Records
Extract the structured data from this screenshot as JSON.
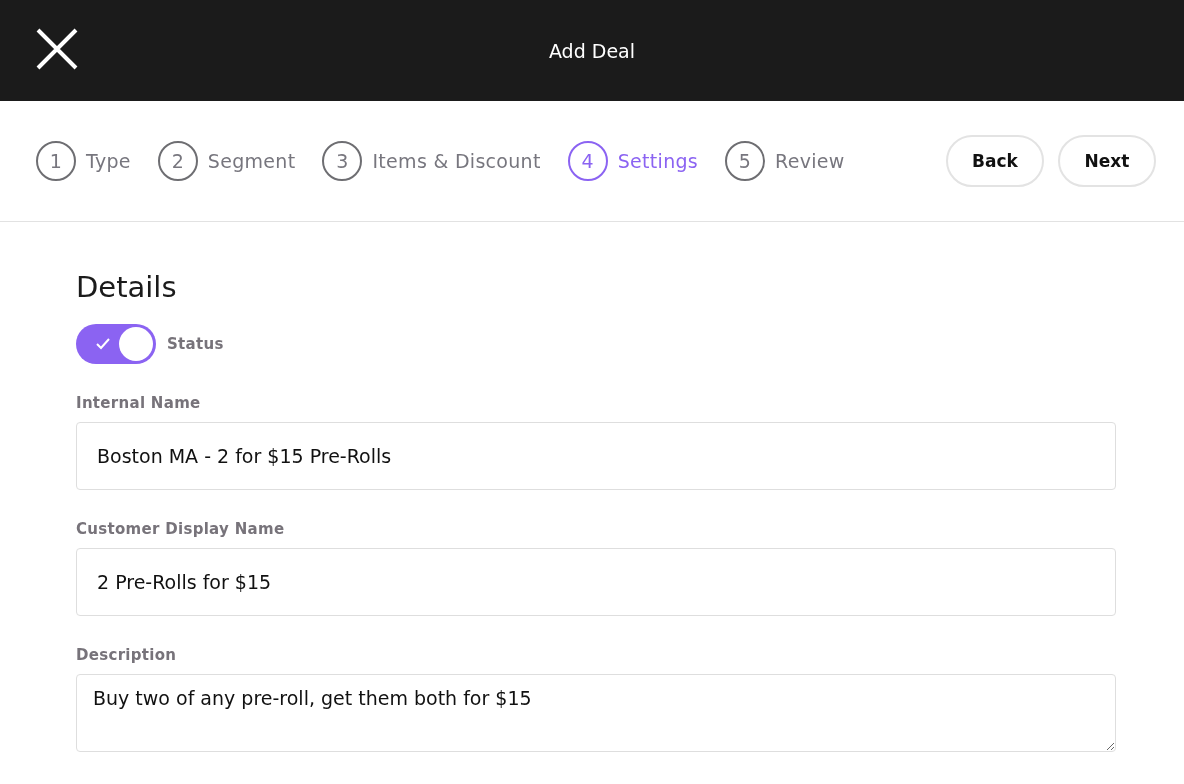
{
  "header": {
    "title": "Add Deal"
  },
  "steps": [
    {
      "number": "1",
      "label": "Type",
      "selected": false
    },
    {
      "number": "2",
      "label": "Segment",
      "selected": false
    },
    {
      "number": "3",
      "label": "Items & Discount",
      "selected": false
    },
    {
      "number": "4",
      "label": "Settings",
      "selected": true
    },
    {
      "number": "5",
      "label": "Review",
      "selected": false
    }
  ],
  "buttons": [
    "Back",
    "Next"
  ],
  "section": {
    "title": "Details"
  },
  "status": {
    "label": "Status",
    "on": true
  },
  "fields": [
    {
      "kind": "input",
      "label": "Internal Name",
      "value": "Boston MA - 2 for $15 Pre-Rolls"
    },
    {
      "kind": "input",
      "label": "Customer Display Name",
      "value": "2 Pre-Rolls for $15"
    },
    {
      "kind": "textarea",
      "label": "Description",
      "value": "Buy two of any pre-roll, get them both for $15"
    }
  ]
}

Set task
Omit pictures; set down the rest of the material word for word.

Exercise response
Extract the structured data from this screenshot as JSON.
{
  "header": {
    "title": "Add Deal"
  },
  "steps": [
    {
      "number": "1",
      "label": "Type",
      "selected": false
    },
    {
      "number": "2",
      "label": "Segment",
      "selected": false
    },
    {
      "number": "3",
      "label": "Items & Discount",
      "selected": false
    },
    {
      "number": "4",
      "label": "Settings",
      "selected": true
    },
    {
      "number": "5",
      "label": "Review",
      "selected": false
    }
  ],
  "buttons": [
    "Back",
    "Next"
  ],
  "section": {
    "title": "Details"
  },
  "status": {
    "label": "Status",
    "on": true
  },
  "fields": [
    {
      "kind": "input",
      "label": "Internal Name",
      "value": "Boston MA - 2 for $15 Pre-Rolls"
    },
    {
      "kind": "input",
      "label": "Customer Display Name",
      "value": "2 Pre-Rolls for $15"
    },
    {
      "kind": "textarea",
      "label": "Description",
      "value": "Buy two of any pre-roll, get them both for $15"
    }
  ]
}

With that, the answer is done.